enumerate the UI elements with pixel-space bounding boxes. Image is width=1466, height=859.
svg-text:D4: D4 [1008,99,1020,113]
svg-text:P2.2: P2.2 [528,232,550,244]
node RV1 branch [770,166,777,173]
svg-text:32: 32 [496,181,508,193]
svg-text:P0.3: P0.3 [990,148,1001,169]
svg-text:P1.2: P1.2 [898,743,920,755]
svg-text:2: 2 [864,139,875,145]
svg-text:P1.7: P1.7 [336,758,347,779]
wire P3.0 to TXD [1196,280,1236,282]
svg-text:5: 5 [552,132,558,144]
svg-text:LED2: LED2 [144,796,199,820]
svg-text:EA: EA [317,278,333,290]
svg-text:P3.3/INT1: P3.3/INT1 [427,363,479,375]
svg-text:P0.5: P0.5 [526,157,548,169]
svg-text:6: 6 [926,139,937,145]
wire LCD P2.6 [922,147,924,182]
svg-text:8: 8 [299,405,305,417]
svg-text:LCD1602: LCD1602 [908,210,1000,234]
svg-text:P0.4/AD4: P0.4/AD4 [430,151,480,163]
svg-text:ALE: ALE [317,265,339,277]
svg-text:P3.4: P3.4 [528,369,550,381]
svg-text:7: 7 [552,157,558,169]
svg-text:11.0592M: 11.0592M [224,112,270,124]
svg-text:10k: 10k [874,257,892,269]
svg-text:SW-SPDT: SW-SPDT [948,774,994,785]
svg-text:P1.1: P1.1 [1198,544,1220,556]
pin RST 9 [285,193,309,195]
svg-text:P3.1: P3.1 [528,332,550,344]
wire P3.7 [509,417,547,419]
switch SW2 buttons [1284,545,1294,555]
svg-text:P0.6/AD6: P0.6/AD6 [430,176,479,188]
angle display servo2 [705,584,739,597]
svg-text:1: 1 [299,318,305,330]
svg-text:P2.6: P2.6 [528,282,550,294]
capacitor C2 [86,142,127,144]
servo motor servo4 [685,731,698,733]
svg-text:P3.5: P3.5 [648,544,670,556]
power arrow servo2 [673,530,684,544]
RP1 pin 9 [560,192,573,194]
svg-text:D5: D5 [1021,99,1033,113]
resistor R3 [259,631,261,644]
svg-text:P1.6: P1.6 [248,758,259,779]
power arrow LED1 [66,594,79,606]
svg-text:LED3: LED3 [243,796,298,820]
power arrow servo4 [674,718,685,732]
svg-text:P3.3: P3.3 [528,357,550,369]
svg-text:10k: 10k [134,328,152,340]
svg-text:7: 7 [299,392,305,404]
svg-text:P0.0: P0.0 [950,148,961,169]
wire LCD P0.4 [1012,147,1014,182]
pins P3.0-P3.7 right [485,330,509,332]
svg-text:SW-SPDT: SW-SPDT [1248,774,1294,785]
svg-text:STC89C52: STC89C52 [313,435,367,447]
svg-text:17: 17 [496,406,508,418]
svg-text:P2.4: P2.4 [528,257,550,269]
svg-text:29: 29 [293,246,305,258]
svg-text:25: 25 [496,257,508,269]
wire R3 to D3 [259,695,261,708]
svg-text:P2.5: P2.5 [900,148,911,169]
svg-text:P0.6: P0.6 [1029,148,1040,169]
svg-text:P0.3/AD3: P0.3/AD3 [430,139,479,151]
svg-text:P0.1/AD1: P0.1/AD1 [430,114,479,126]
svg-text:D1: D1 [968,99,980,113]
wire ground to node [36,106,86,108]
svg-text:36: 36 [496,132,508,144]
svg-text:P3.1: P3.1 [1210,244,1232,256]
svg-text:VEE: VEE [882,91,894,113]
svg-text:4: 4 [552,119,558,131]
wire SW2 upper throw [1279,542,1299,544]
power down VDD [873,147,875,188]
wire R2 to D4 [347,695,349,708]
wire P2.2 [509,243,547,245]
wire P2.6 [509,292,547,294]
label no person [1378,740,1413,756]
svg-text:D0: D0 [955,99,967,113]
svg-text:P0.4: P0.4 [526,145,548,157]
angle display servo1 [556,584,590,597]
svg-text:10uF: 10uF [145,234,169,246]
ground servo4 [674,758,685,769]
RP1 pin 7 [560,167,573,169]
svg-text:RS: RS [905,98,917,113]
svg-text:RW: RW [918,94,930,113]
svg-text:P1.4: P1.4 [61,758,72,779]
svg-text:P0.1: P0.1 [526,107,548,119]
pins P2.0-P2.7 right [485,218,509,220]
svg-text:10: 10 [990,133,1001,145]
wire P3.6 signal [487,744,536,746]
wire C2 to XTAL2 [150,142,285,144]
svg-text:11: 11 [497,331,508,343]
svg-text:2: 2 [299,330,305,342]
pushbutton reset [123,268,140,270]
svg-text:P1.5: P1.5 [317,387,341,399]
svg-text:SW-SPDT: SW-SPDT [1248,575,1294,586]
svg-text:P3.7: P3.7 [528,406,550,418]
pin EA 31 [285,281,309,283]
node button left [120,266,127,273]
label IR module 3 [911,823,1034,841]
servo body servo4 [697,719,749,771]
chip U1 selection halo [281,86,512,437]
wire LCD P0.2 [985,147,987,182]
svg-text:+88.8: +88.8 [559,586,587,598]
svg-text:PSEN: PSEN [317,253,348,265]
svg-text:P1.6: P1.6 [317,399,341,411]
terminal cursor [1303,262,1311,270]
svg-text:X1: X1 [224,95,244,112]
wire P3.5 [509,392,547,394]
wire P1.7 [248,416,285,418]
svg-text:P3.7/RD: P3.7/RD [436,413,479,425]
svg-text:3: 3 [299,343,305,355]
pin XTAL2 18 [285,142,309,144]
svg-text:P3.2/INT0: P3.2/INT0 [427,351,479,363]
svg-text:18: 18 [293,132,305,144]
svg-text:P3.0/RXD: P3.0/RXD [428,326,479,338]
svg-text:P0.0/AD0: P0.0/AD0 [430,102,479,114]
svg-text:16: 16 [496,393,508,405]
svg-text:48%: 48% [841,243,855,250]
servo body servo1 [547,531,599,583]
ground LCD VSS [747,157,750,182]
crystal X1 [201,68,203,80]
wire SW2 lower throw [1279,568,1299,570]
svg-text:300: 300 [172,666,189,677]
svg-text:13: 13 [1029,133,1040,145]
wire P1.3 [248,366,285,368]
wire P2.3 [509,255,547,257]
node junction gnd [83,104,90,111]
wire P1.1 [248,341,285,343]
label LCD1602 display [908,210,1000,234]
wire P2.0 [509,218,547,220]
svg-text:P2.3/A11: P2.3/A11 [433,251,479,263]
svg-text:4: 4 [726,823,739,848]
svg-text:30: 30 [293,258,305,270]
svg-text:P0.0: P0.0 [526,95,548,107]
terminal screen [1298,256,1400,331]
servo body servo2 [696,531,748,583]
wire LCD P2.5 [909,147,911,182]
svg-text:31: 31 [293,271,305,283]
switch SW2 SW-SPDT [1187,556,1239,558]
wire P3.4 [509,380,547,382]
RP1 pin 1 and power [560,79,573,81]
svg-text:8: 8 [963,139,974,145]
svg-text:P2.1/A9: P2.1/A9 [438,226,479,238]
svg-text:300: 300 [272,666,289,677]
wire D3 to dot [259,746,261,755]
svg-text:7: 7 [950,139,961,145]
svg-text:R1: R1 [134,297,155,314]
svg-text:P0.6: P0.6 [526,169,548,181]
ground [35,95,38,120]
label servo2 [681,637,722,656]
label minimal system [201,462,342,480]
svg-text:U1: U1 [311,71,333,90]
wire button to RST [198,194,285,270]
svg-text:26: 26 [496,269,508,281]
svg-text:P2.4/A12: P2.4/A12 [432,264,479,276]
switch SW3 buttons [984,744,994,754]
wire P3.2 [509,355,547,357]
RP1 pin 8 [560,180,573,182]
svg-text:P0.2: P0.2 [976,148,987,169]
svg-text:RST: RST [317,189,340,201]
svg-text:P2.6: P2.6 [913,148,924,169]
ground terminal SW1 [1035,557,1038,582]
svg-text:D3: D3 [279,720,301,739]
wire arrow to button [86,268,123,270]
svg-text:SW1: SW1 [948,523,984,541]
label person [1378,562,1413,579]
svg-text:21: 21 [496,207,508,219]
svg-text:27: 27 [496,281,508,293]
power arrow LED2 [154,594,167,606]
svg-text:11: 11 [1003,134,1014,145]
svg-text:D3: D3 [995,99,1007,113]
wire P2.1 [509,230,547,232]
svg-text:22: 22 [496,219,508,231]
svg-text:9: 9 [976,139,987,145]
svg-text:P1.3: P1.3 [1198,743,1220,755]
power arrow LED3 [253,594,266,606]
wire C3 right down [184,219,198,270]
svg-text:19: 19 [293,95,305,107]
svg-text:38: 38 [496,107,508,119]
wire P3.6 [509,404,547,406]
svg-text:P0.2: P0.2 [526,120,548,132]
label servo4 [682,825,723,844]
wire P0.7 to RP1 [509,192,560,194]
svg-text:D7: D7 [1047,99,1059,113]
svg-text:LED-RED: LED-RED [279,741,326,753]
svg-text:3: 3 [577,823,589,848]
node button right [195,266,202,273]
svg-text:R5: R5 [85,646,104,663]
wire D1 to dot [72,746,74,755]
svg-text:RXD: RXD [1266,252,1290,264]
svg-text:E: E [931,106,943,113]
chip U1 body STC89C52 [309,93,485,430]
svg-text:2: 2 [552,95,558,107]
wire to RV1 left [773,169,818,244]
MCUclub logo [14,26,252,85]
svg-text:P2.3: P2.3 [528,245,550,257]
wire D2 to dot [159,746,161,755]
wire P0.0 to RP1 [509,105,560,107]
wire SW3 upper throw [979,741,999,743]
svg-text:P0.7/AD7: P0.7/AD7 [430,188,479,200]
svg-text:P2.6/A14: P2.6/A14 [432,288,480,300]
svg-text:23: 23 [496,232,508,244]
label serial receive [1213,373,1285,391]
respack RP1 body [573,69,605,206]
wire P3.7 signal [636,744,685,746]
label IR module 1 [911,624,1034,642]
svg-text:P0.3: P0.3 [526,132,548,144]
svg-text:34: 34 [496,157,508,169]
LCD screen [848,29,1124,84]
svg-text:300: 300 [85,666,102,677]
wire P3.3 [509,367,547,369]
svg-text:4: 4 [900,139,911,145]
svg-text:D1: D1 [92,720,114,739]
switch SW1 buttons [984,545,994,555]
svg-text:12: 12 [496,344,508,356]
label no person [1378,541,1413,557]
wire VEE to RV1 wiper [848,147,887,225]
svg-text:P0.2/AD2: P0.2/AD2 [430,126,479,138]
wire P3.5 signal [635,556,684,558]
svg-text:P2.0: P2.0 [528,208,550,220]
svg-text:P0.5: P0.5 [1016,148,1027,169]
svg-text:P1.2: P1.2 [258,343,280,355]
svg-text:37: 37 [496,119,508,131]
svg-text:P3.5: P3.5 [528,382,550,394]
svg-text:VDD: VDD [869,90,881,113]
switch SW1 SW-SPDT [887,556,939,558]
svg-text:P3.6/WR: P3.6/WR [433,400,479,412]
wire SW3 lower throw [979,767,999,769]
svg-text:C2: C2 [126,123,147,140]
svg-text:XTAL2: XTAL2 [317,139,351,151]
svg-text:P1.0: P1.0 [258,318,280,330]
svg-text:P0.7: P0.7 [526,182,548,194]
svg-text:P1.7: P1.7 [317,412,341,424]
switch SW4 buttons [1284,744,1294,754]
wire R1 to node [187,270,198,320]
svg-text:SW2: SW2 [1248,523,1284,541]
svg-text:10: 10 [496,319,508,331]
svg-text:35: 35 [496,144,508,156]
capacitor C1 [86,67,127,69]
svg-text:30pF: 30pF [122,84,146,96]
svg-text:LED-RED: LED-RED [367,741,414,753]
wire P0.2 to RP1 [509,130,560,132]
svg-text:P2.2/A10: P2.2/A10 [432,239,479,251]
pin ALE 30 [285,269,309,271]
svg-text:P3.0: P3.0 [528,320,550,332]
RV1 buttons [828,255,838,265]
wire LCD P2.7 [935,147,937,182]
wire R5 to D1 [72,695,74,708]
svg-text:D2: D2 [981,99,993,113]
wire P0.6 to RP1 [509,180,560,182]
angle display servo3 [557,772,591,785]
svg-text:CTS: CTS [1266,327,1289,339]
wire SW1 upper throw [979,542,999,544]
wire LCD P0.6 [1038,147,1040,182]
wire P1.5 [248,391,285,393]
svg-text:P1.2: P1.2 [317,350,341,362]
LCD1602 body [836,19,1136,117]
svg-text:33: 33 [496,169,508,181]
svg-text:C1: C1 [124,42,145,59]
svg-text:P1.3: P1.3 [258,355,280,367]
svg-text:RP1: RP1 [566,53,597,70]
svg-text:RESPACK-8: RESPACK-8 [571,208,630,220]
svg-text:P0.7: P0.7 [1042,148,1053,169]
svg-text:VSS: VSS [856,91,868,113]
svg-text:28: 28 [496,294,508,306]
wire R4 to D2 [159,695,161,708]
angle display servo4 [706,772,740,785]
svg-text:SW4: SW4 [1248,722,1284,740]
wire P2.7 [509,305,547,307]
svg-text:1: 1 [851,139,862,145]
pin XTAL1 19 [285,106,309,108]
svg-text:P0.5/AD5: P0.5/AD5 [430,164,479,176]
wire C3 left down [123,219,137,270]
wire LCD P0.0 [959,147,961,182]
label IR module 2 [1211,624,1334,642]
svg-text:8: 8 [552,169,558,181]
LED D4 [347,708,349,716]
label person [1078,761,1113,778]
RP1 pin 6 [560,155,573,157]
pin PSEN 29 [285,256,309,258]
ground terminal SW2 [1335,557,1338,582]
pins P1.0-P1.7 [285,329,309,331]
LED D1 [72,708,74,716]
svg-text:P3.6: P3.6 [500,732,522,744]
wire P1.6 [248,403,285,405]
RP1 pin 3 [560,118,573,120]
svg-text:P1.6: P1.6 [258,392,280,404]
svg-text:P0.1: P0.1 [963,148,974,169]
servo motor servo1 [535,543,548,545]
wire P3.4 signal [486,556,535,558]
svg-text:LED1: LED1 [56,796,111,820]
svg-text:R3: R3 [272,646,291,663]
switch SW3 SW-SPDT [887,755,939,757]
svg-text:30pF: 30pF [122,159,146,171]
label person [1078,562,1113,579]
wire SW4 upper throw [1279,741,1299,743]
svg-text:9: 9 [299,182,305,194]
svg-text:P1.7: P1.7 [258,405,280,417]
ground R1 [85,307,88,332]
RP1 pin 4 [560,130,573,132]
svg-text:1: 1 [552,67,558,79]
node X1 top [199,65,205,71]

What is expected: Could you copy out the material above, starting at its first line and ending at the line containing "pins P3.0-P3.7 right [485,330,509,332]", with both of those lines included and every line reproduced unchanged?

The response:
enumerate the UI elements with pixel-space bounding boxes. Image is width=1466, height=859.
svg-text:D4: D4 [1008,99,1020,113]
svg-text:P2.2: P2.2 [528,232,550,244]
node RV1 branch [770,166,777,173]
svg-text:32: 32 [496,181,508,193]
svg-text:P0.3: P0.3 [990,148,1001,169]
svg-text:P1.2: P1.2 [898,743,920,755]
svg-text:2: 2 [864,139,875,145]
svg-text:P1.7: P1.7 [336,758,347,779]
wire P3.0 to TXD [1196,280,1236,282]
svg-text:5: 5 [552,132,558,144]
svg-text:LED2: LED2 [144,796,199,820]
svg-text:EA: EA [317,278,333,290]
svg-text:P3.3/INT1: P3.3/INT1 [427,363,479,375]
svg-text:P0.5: P0.5 [526,157,548,169]
svg-text:6: 6 [926,139,937,145]
wire LCD P2.6 [922,147,924,182]
svg-text:8: 8 [299,405,305,417]
svg-text:LCD1602: LCD1602 [908,210,1000,234]
svg-text:P0.4/AD4: P0.4/AD4 [430,151,480,163]
svg-text:ALE: ALE [317,265,339,277]
svg-text:P3.4: P3.4 [528,369,550,381]
svg-text:7: 7 [552,157,558,169]
svg-text:11.0592M: 11.0592M [224,112,270,124]
svg-text:10k: 10k [874,257,892,269]
svg-text:SW-SPDT: SW-SPDT [948,774,994,785]
svg-text:P1.1: P1.1 [1198,544,1220,556]
pin RST 9 [285,193,309,195]
svg-text:P3.1: P3.1 [528,332,550,344]
wire P3.7 [509,417,547,419]
switch SW2 buttons [1284,545,1294,555]
svg-text:P0.6/AD6: P0.6/AD6 [430,176,479,188]
angle display servo2 [705,584,739,597]
svg-text:1: 1 [299,318,305,330]
svg-text:P2.6: P2.6 [528,282,550,294]
capacitor C2 [86,142,127,144]
servo motor servo4 [685,731,698,733]
svg-text:P3.5: P3.5 [648,544,670,556]
power arrow servo2 [673,530,684,544]
RP1 pin 9 [560,192,573,194]
svg-text:D5: D5 [1021,99,1033,113]
resistor R3 [259,631,261,644]
svg-text:P1.6: P1.6 [248,758,259,779]
power arrow LED1 [66,594,79,606]
svg-text:LED3: LED3 [243,796,298,820]
power arrow servo4 [674,718,685,732]
svg-text:P3.3: P3.3 [528,357,550,369]
svg-text:10k: 10k [134,328,152,340]
svg-text:7: 7 [299,392,305,404]
svg-text:P0.0: P0.0 [950,148,961,169]
wire LCD P0.4 [1012,147,1014,182]
pins P3.0-P3.7 right [485,330,509,332]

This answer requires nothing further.